■ Excerpt
== Segment start ==

(Cite as: 181 Ariz. 299, 890 P.2d 74)
STATE of Arizona, Appellant,
Jeremy CLINTON, Appellee.
No. 1 CA-CR 94-0378.
Court of Appeals of Arizona,
Feb. 14, 1995.
NOYES, Presiding Judge.
 The question is whether a trial court can deny restitution because the
victim was partially at fault for her own injuries. The answer is no.
The victim, Renee Ortiz ("Ortiz"), and Defendant-Appellee, Jeremy Clinton
("Appellee"), worked at a care center in Winslow for mentally handicapped
adults. Ortiz was Appellee's *300 **75 supervisor. On August 21, 1993,
Ortiz and Appellee were assigned to take three patients on a field trip to
the Show Low area. Appellee drove the care center's van. During the trip,
Ortiz and Appellee drank alcoholic beverages provided by Ortiz. On the
return to the care center, Appellee lost control of the van and rolled it,
rendering Ortiz a paraplegic and injuring others.
Appellee was indicted on four counts of aggravated assault and one count of
driving under the influence. Ortiz was not indicted. Appellee pleaded
guilty to three counts of aggravated assault, including the count naming
Ortiz as a victim. At sentencing, the trial court placed Appellee on
probation for five years and ordered a restitution hearing. Ortiz requested
restitution for $43,903.94 in medical bills; her counsel advised that other
damages would be pursued in a civil case.
The trial court ordered Appellee to pay restitution to all victims except
Ortiz. The court advised that it denied restitution to Ortiz because her
were recklessly caused, and ... the recklessness was a result of substantial
conduct ... by Renee Ortiz in causing the injuries which she suffered, and
[that conduct] included her supervision of Jeremy Clinton, and her purchase
... of all of the alcoholic beverages that were purchased during the trip.
The Court believes that justice simply does not allow restitution under
those circumstances to Renee Ortiz.
The State appealed. We have jurisdiction pursuant to article VI, section 9
of the Arizona Constitution and Ariz.Rev.Stat.Ann. ("A.R.S.") section 12-
 In Arizona, a crime victim has a constitutional right to "receive
prompt restitution from the person or persons convicted of the criminal
conduct that caused the victim's loss or injury." Ariz. Const. art. II, §
2.1(A)(8) (Supp.1994) (Victims' Bill of Rights); see also A.R.S. §§ 13-4401
to -4438 (1994) and Ariz.R.Crim.P. 39 (enumerating victims' rights in
criminal cases). A crime victim retains victims' rights even if the facts
suggest that the victim might be culpable herself. See Knapp v. Martone,
170 Ariz. 237, 239, 823 P.2d 685, 687 (1992) (affording Victims' Bill of
Rights protection to unindicted suspect in case involving murder of her two
children). "The only victims excluded from the protection of the Victims'
Bill of Rights are those 'in custody for an offense' or those who are 'the
accused.' " Id. In the victims' rights context, the accused is "a person
who has been arrested for committing a criminal offense and who is held for
an initial appearance or other proceeding before trial." Id. (quoting
Victims' Rights Implementation Act, A.R.S. § 13-4401(1) (1991)).
Because Appellee was convicted of criminal conduct that caused injury to
Ortiz, who was neither in custody nor "the accused," Ortiz is entitled to
prompt restitution from Appellee.
Two statutes control the implementation of a victim's right to
restitution: A.R.S. section 13-603(C) (Supp.1994) provides, "If a person
is convicted of an offense, the court shall require the convicted person to
make restitution to the person who is the victim of the crime ... in the
full amount of the economic loss as determined by the court...."; A.R.S.
section 13- 804(B) (Supp.1994) provides, "In ordering restitution for
economic loss ... the court shall consider all losses caused by the criminal
offense or offenses for which the defendant has been convicted."

== Segment end ==

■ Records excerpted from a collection
== Segment start ==

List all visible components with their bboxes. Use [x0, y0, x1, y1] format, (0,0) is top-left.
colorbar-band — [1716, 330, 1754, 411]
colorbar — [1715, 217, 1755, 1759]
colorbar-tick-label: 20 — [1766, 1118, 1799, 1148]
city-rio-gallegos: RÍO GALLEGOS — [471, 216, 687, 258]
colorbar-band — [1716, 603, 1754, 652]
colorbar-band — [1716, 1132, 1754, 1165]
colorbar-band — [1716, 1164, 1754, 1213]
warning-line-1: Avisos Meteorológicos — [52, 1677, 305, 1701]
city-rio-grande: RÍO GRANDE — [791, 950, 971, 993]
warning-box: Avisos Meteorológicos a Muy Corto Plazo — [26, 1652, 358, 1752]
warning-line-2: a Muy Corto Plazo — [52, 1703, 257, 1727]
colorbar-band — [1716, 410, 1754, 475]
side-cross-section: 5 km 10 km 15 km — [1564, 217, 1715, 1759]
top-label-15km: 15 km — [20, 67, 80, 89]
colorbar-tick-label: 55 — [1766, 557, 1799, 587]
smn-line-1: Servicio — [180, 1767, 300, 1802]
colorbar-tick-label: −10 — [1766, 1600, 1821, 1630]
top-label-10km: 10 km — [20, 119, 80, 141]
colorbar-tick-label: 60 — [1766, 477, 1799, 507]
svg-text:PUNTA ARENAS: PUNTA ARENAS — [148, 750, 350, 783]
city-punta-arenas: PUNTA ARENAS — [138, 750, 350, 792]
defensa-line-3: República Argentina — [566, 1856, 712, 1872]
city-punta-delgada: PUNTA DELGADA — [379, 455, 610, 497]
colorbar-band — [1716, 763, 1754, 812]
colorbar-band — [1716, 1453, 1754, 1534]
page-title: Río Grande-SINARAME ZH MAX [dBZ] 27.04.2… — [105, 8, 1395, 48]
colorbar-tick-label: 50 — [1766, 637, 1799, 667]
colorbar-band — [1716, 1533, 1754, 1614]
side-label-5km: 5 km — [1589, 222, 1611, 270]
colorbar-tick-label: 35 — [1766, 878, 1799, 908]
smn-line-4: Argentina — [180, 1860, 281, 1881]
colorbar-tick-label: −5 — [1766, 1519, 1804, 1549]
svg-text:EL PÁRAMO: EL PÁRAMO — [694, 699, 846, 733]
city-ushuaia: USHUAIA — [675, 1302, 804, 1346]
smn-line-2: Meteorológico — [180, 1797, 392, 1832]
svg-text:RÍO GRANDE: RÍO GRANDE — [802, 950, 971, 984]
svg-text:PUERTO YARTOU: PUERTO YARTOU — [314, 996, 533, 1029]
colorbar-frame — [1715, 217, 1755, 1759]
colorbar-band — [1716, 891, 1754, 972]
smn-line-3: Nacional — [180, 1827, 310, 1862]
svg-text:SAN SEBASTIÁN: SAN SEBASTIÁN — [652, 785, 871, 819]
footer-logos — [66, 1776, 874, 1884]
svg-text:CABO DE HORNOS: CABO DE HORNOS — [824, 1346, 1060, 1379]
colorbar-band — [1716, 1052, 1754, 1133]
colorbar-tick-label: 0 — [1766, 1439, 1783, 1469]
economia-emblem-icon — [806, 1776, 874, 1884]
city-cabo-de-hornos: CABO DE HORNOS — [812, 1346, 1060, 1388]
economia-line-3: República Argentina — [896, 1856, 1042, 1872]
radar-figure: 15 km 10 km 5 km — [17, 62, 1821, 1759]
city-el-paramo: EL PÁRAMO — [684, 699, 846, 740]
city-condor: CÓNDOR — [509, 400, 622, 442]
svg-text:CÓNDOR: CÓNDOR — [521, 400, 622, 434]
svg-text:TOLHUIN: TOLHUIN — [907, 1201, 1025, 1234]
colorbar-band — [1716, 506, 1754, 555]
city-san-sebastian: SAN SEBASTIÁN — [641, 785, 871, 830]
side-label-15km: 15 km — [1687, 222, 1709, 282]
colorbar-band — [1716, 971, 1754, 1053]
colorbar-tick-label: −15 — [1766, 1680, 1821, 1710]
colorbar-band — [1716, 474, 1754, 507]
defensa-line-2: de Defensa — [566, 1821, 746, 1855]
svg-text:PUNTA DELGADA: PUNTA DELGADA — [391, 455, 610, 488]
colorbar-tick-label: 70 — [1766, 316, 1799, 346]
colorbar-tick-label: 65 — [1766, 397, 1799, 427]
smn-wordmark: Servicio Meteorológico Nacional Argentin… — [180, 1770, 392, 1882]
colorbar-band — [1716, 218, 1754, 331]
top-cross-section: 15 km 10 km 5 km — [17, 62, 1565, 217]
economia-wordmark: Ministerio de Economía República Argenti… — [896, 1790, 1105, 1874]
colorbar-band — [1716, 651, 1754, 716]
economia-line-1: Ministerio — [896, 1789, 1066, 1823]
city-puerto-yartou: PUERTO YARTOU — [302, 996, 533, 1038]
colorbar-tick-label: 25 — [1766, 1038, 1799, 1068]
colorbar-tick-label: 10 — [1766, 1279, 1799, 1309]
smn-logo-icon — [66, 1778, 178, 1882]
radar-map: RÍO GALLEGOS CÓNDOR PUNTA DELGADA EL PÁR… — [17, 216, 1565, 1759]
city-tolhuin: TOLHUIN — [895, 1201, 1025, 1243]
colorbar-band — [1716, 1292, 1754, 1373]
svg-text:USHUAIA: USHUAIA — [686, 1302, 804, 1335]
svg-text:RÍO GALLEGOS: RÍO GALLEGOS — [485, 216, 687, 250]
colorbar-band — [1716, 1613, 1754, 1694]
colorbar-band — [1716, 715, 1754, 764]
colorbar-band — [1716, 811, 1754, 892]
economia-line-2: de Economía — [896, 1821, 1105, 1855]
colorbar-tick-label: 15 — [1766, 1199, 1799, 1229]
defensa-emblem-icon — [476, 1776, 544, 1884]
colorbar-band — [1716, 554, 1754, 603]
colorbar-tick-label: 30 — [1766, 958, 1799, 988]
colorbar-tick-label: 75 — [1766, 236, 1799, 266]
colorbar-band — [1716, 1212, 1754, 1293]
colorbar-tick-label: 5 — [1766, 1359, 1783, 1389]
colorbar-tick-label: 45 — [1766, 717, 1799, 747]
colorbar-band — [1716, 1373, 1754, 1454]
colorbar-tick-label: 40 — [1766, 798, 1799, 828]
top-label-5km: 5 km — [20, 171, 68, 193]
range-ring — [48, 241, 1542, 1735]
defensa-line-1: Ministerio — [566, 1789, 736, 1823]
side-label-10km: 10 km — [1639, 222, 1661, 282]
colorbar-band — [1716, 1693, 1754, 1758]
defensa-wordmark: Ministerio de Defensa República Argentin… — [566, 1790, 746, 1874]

== Segment end ==

■ Task prompt
Replace "van" with "vehicle" in the court opinion, starting with "No. 1 CA-CR" and going on through "and injuring others.", and give that passage again. These records are separate material and have no connection to the court opinion.

■ Written answer
No. 1 CA-CR 94-0378.
Court of Appeals of Arizona,
Feb. 14, 1995.
NOYES, Presiding Judge.
 The question is whether a trial court can deny restitution because the
victim was partially at fault for her own injuries. The answer is no.
The victim, Renee Ortiz ("Ortiz"), and Defendant-Appellee, Jeremy Clinton
("Appellee"), worked at a care center in Winslow for mentally handicapped
adults. Ortiz was Appellee's *300 **75 supervisor. On August 21, 1993,
Ortiz and Appellee were assigned to take three patients on a field trip to
the Show Low area. Appellee drove the care center's vehicle. During the trip,
Ortiz and Appellee drank alcoholic beverages provided by Ortiz. On the
return to the care center, Appellee lost control of the vehicle and rolled it,
rendering Ortiz a paraplegic and injuring others.